The records that follow need to be output exactly as they are.
--- Records supplied ---
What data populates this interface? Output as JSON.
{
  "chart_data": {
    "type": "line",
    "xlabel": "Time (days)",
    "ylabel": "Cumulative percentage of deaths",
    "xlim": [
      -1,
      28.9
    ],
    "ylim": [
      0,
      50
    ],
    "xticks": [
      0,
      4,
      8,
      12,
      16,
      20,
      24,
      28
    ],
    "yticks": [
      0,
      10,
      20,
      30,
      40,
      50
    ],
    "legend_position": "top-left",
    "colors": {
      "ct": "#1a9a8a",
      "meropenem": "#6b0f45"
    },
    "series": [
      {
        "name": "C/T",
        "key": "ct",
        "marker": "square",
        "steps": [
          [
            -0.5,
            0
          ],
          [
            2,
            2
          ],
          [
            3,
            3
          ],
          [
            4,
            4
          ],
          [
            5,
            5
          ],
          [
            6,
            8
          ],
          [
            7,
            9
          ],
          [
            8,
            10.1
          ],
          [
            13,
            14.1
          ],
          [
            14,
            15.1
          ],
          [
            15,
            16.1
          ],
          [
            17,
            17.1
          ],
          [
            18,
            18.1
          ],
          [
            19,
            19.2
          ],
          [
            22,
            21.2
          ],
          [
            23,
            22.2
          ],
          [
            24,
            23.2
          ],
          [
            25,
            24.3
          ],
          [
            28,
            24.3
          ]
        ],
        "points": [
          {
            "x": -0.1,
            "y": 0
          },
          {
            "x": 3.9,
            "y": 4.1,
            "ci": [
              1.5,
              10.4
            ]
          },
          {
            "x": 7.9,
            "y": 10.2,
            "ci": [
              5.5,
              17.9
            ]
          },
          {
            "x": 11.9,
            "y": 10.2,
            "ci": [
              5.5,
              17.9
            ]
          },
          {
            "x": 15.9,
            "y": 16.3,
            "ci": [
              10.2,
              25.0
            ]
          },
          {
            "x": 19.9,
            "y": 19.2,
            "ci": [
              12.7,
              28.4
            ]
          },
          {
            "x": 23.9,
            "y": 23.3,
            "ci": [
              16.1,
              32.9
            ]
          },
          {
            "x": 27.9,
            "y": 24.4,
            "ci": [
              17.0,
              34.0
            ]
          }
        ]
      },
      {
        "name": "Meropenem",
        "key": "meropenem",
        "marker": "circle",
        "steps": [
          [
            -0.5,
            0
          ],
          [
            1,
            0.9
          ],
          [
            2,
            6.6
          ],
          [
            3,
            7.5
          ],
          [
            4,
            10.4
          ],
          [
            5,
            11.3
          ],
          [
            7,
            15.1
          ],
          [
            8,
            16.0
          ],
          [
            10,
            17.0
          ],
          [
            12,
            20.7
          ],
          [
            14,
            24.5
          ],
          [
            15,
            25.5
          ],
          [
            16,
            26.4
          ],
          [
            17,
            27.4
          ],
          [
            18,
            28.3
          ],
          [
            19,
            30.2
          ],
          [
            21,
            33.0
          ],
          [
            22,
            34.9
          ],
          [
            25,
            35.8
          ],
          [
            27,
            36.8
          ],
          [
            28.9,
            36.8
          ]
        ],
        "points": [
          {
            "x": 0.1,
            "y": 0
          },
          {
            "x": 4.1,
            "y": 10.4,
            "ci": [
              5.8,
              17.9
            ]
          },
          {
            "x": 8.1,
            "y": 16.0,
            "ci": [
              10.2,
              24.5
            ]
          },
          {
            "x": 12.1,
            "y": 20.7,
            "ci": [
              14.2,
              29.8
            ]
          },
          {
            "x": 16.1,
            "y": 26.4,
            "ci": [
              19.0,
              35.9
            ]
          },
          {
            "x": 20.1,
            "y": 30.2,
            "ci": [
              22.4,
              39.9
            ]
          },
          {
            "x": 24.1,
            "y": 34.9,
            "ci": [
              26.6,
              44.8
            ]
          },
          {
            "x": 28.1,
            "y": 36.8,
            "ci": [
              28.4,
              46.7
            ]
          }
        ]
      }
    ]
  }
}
---
* **Task answer**
What data populates this interface? Output as JSON.
{
  "chart_data": {
    "type": "line",
    "xlabel": "Time (days)",
    "ylabel": "Cumulative percentage of deaths",
    "xlim": [
      -1,
      28.9
    ],
    "ylim": [
      0,
      50
    ],
    "xticks": [
      0,
      4,
      8,
      12,
      16,
      20,
      24,
      28
    ],
    "yticks": [
      0,
      10,
      20,
      30,
      40,
      50
    ],
    "legend_position": "top-left",
    "colors": {
      "ct": "#1a9a8a",
      "meropenem": "#6b0f45"
    },
    "series": [
      {
        "name": "C/T",
        "key": "ct",
        "marker": "square",
        "steps": [
          [
            -0.5,
            0
          ],
          [
            2,
            2
          ],
          [
            3,
            3
          ],
          [
            4,
            4
          ],
          [
            5,
            5
          ],
          [
            6,
            8
          ],
          [
            7,
            9
          ],
          [
            8,
            10.1
          ],
          [
            13,
            14.1
          ],
          [
            14,
            15.1
          ],
          [
            15,
            16.1
          ],
          [
            17,
            17.1
          ],
          [
            18,
            18.1
          ],
          [
            19,
            19.2
          ],
          [
            22,
            21.2
          ],
          [
            23,
            22.2
          ],
          [
            24,
            23.2
          ],
          [
            25,
            24.3
          ],
          [
            28,
            24.3
          ]
        ],
        "points": [
          {
            "x": -0.1,
            "y": 0
          },
          {
            "x": 3.9,
            "y": 4.1,
            "ci": [
              1.5,
              10.4
            ]
          },
          {
            "x": 7.9,
            "y": 10.2,
            "ci": [
              5.5,
              17.9
            ]
          },
          {
            "x": 11.9,
            "y": 10.2,
            "ci": [
              5.5,
              17.9
            ]
          },
          {
            "x": 15.9,
            "y": 16.3,
            "ci": [
              10.2,
              25.0
            ]
          },
          {
            "x": 19.9,
            "y": 19.2,
            "ci": [
              12.7,
              28.4
            ]
          },
          {
            "x": 23.9,
            "y": 23.3,
            "ci": [
              16.1,
              32.9
            ]
          },
          {
            "x": 27.9,
            "y": 24.4,
            "ci": [
              17.0,
              34.0
            ]
          }
        ]
      },
      {
        "name": "Meropenem",
        "key": "meropenem",
        "marker": "circle",
        "steps": [
          [
            -0.5,
            0
          ],
          [
            1,
            0.9
          ],
          [
            2,
            6.6
          ],
          [
            3,
            7.5
          ],
          [
            4,
            10.4
          ],
          [
            5,
            11.3
          ],
          [
            7,
            15.1
          ],
          [
            8,
            16.0
          ],
          [
            10,
            17.0
          ],
          [
            12,
            20.7
          ],
          [
            14,
            24.5
          ],
          [
            15,
            25.5
          ],
          [
            16,
            26.4
          ],
          [
            17,
            27.4
          ],
          [
            18,
            28.3
          ],
          [
            19,
            30.2
          ],
          [
            21,
            33.0
          ],
          [
            22,
            34.9
          ],
          [
            25,
            35.8
          ],
          [
            27,
            36.8
          ],
          [
            28.9,
            36.8
          ]
        ],
        "points": [
          {
            "x": 0.1,
            "y": 0
          },
          {
            "x": 4.1,
            "y": 10.4,
            "ci": [
              5.8,
              17.9
            ]
          },
          {
            "x": 8.1,
            "y": 16.0,
            "ci": [
              10.2,
              24.5
            ]
          },
          {
            "x": 12.1,
            "y": 20.7,
            "ci": [
              14.2,
              29.8
            ]
          },
          {
            "x": 16.1,
            "y": 26.4,
            "ci": [
              19.0,
              35.9
            ]
          },
          {
            "x": 20.1,
            "y": 30.2,
            "ci": [
              22.4,
              39.9
            ]
          },
          {
            "x": 24.1,
            "y": 34.9,
            "ci": [
              26.6,
              44.8
            ]
          },
          {
            "x": 28.1,
            "y": 36.8,
            "ci": [
              28.4,
              46.7
            ]
          }
        ]
      }
    ]
  }
}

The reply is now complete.